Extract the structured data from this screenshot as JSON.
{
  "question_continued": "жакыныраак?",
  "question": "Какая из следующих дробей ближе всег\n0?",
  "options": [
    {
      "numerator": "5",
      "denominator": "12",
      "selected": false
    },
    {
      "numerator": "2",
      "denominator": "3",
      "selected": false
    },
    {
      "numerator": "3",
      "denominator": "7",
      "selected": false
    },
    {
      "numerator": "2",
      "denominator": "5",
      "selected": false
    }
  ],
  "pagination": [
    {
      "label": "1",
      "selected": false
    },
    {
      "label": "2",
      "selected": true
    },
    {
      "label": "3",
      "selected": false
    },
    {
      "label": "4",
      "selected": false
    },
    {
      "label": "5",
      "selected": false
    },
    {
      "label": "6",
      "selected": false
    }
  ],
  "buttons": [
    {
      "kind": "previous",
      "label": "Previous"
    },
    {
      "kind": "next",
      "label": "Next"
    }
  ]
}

Task to complete → Transcribe the whole listing with nothing added or left out.

Response →
Extract the structured data from this screenshot as JSON.
{
  "question_continued": "жакыныраак?",
  "question": "Какая из следующих дробей ближе всег\n0?",
  "options": [
    {
      "numerator": "5",
      "denominator": "12",
      "selected": false
    },
    {
      "numerator": "2",
      "denominator": "3",
      "selected": false
    },
    {
      "numerator": "3",
      "denominator": "7",
      "selected": false
    },
    {
      "numerator": "2",
      "denominator": "5",
      "selected": false
    }
  ],
  "pagination": [
    {
      "label": "1",
      "selected": false
    },
    {
      "label": "2",
      "selected": true
    },
    {
      "label": "3",
      "selected": false
    },
    {
      "label": "4",
      "selected": false
    },
    {
      "label": "5",
      "selected": false
    },
    {
      "label": "6",
      "selected": false
    }
  ],
  "buttons": [
    {
      "kind": "previous",
      "label": "Previous"
    },
    {
      "kind": "next",
      "label": "Next"
    }
  ]
}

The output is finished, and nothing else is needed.